Task prompt:
Copy out the entries below, swapping each occurrence of "y-tick-label" for "y-axis-label" and leaving every other character unchanged.

....

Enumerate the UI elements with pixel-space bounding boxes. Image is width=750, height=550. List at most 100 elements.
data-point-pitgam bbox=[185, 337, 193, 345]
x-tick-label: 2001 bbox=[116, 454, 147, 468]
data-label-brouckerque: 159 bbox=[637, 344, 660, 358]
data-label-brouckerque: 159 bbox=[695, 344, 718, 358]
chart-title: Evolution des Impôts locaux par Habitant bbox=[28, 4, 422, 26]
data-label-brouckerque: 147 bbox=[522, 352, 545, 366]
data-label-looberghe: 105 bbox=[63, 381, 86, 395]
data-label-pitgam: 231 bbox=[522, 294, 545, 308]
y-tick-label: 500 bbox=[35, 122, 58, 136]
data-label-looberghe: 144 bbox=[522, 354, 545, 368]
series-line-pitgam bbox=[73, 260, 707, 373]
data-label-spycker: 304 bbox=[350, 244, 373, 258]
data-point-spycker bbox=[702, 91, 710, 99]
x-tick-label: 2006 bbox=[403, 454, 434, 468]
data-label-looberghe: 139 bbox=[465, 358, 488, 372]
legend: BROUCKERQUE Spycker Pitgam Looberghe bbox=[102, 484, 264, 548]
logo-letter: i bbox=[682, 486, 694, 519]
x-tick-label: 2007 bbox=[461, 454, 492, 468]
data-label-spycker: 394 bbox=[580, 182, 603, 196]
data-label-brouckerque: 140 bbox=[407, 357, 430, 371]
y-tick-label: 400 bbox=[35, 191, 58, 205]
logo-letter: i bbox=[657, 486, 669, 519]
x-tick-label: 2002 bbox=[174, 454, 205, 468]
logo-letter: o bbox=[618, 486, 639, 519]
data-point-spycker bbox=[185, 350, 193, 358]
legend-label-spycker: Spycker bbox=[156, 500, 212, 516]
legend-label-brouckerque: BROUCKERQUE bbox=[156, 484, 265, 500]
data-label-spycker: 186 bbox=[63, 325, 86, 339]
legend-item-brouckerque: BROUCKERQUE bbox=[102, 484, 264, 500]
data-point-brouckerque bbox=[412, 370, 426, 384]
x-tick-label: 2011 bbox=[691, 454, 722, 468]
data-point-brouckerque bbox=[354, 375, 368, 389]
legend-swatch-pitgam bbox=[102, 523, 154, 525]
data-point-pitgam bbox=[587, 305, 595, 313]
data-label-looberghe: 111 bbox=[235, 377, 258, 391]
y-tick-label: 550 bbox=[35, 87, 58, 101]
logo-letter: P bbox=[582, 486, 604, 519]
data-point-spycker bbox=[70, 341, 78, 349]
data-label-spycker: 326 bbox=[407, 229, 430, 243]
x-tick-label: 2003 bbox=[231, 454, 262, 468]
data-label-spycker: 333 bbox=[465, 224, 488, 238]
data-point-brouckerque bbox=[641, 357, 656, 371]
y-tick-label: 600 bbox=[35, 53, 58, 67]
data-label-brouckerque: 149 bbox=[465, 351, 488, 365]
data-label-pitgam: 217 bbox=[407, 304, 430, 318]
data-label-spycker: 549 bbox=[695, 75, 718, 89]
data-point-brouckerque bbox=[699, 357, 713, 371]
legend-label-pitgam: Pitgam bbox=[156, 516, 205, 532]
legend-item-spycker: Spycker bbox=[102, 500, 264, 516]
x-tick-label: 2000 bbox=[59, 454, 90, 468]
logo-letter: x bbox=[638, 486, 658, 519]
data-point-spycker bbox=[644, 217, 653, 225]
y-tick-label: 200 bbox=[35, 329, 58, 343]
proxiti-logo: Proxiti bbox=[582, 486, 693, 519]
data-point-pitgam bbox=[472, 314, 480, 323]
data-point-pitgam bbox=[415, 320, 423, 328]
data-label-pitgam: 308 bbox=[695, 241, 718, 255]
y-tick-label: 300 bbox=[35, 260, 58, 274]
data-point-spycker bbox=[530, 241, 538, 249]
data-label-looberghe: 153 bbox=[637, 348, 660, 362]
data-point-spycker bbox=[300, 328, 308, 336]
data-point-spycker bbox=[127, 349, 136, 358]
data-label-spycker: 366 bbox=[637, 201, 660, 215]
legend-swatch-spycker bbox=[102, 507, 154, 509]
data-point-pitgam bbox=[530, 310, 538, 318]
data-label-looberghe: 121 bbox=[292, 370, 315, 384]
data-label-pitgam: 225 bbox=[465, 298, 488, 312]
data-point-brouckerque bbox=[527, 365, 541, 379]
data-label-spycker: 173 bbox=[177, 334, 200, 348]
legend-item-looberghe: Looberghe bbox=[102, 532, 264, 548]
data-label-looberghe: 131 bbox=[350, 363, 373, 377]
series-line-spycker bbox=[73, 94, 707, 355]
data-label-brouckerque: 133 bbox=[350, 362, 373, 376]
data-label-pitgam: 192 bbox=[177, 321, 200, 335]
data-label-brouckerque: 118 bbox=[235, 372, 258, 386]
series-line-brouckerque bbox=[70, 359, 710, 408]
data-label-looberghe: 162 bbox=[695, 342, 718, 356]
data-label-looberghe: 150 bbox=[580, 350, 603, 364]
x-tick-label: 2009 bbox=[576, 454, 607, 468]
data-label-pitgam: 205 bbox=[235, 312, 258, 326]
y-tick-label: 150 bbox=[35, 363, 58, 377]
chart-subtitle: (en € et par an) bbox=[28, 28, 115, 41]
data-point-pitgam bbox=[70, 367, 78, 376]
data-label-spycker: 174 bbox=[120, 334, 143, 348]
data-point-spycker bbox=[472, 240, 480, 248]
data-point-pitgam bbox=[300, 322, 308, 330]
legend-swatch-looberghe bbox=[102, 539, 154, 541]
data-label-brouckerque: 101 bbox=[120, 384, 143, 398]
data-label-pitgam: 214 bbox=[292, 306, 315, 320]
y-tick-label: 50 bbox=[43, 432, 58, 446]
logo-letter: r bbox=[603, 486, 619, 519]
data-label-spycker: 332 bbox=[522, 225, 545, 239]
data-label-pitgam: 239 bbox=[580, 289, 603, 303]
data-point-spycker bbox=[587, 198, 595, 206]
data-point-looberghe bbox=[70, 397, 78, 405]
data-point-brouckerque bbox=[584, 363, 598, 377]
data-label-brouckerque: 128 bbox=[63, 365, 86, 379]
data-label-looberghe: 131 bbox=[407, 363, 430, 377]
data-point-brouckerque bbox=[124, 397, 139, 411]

....

Solution to this problem:
Enumerate the UI elements with pixel-space bounding boxes. Image is width=750, height=550. List at most 100 elements.
data-point-pitgam bbox=[185, 337, 193, 345]
x-tick-label: 2001 bbox=[116, 454, 147, 468]
data-label-brouckerque: 159 bbox=[637, 344, 660, 358]
data-label-brouckerque: 159 bbox=[695, 344, 718, 358]
chart-title: Evolution des Impôts locaux par Habitant bbox=[28, 4, 422, 26]
data-label-brouckerque: 147 bbox=[522, 352, 545, 366]
data-label-looberghe: 105 bbox=[63, 381, 86, 395]
data-label-pitgam: 231 bbox=[522, 294, 545, 308]
y-axis-label: 500 bbox=[35, 122, 58, 136]
data-label-looberghe: 144 bbox=[522, 354, 545, 368]
series-line-pitgam bbox=[73, 260, 707, 373]
data-label-spycker: 304 bbox=[350, 244, 373, 258]
data-point-spycker bbox=[702, 91, 710, 99]
x-tick-label: 2006 bbox=[403, 454, 434, 468]
data-label-looberghe: 139 bbox=[465, 358, 488, 372]
legend: BROUCKERQUE Spycker Pitgam Looberghe bbox=[102, 484, 264, 548]
logo-letter: i bbox=[682, 486, 694, 519]
x-tick-label: 2007 bbox=[461, 454, 492, 468]
data-label-spycker: 394 bbox=[580, 182, 603, 196]
data-label-brouckerque: 140 bbox=[407, 357, 430, 371]
y-axis-label: 400 bbox=[35, 191, 58, 205]
logo-letter: i bbox=[657, 486, 669, 519]
x-tick-label: 2002 bbox=[174, 454, 205, 468]
logo-letter: o bbox=[618, 486, 639, 519]
data-point-spycker bbox=[185, 350, 193, 358]
legend-label-spycker: Spycker bbox=[156, 500, 212, 516]
legend-label-brouckerque: BROUCKERQUE bbox=[156, 484, 265, 500]
data-label-spycker: 186 bbox=[63, 325, 86, 339]
legend-item-brouckerque: BROUCKERQUE bbox=[102, 484, 264, 500]
data-point-brouckerque bbox=[412, 370, 426, 384]
x-tick-label: 2011 bbox=[691, 454, 722, 468]
data-point-brouckerque bbox=[354, 375, 368, 389]
legend-swatch-pitgam bbox=[102, 523, 154, 525]
data-point-pitgam bbox=[587, 305, 595, 313]
data-label-looberghe: 111 bbox=[235, 377, 258, 391]
y-axis-label: 550 bbox=[35, 87, 58, 101]
logo-letter: P bbox=[582, 486, 604, 519]
data-point-spycker bbox=[70, 341, 78, 349]
data-label-spycker: 326 bbox=[407, 229, 430, 243]
x-tick-label: 2003 bbox=[231, 454, 262, 468]
data-label-spycker: 333 bbox=[465, 224, 488, 238]
data-point-brouckerque bbox=[641, 357, 656, 371]
y-axis-label: 600 bbox=[35, 53, 58, 67]
data-label-brouckerque: 149 bbox=[465, 351, 488, 365]
data-label-pitgam: 217 bbox=[407, 304, 430, 318]
data-label-spycker: 549 bbox=[695, 75, 718, 89]
data-point-brouckerque bbox=[699, 357, 713, 371]
legend-label-pitgam: Pitgam bbox=[156, 516, 205, 532]
legend-item-spycker: Spycker bbox=[102, 500, 264, 516]
x-tick-label: 2000 bbox=[59, 454, 90, 468]
logo-letter: x bbox=[638, 486, 658, 519]
data-point-spycker bbox=[644, 217, 653, 225]
y-axis-label: 200 bbox=[35, 329, 58, 343]
proxiti-logo: Proxiti bbox=[582, 486, 693, 519]
data-point-pitgam bbox=[472, 314, 480, 323]
data-point-pitgam bbox=[415, 320, 423, 328]
data-label-pitgam: 308 bbox=[695, 241, 718, 255]
y-axis-label: 300 bbox=[35, 260, 58, 274]
data-point-spycker bbox=[530, 241, 538, 249]
data-label-looberghe: 153 bbox=[637, 348, 660, 362]
data-point-spycker bbox=[300, 328, 308, 336]
data-point-spycker bbox=[127, 349, 136, 358]
data-label-spycker: 366 bbox=[637, 201, 660, 215]
legend-swatch-spycker bbox=[102, 507, 154, 509]
data-point-pitgam bbox=[530, 310, 538, 318]
data-label-looberghe: 121 bbox=[292, 370, 315, 384]
data-label-pitgam: 225 bbox=[465, 298, 488, 312]
data-point-brouckerque bbox=[527, 365, 541, 379]
data-label-spycker: 173 bbox=[177, 334, 200, 348]
legend-item-looberghe: Looberghe bbox=[102, 532, 264, 548]
data-label-looberghe: 131 bbox=[350, 363, 373, 377]
series-line-spycker bbox=[73, 94, 707, 355]
data-label-brouckerque: 133 bbox=[350, 362, 373, 376]
data-label-pitgam: 192 bbox=[177, 321, 200, 335]
data-label-brouckerque: 118 bbox=[235, 372, 258, 386]
series-line-brouckerque bbox=[70, 359, 710, 408]
data-label-looberghe: 162 bbox=[695, 342, 718, 356]
data-label-looberghe: 150 bbox=[580, 350, 603, 364]
x-tick-label: 2009 bbox=[576, 454, 607, 468]
data-label-pitgam: 205 bbox=[235, 312, 258, 326]
y-axis-label: 150 bbox=[35, 363, 58, 377]
chart-subtitle: (en € et par an) bbox=[28, 28, 115, 41]
data-point-pitgam bbox=[70, 367, 78, 376]
data-label-spycker: 174 bbox=[120, 334, 143, 348]
data-point-spycker bbox=[472, 240, 480, 248]
data-point-pitgam bbox=[300, 322, 308, 330]
legend-swatch-looberghe bbox=[102, 539, 154, 541]
data-label-brouckerque: 101 bbox=[120, 384, 143, 398]
data-label-pitgam: 214 bbox=[292, 306, 315, 320]
y-axis-label: 50 bbox=[43, 432, 58, 446]
logo-letter: r bbox=[603, 486, 619, 519]
data-label-spycker: 332 bbox=[522, 225, 545, 239]
data-label-pitgam: 239 bbox=[580, 289, 603, 303]
data-point-spycker bbox=[587, 198, 595, 206]
data-point-looberghe bbox=[70, 397, 78, 405]
data-point-brouckerque bbox=[584, 363, 598, 377]
data-label-brouckerque: 128 bbox=[63, 365, 86, 379]
data-label-looberghe: 131 bbox=[407, 363, 430, 377]
data-point-brouckerque bbox=[124, 397, 139, 411]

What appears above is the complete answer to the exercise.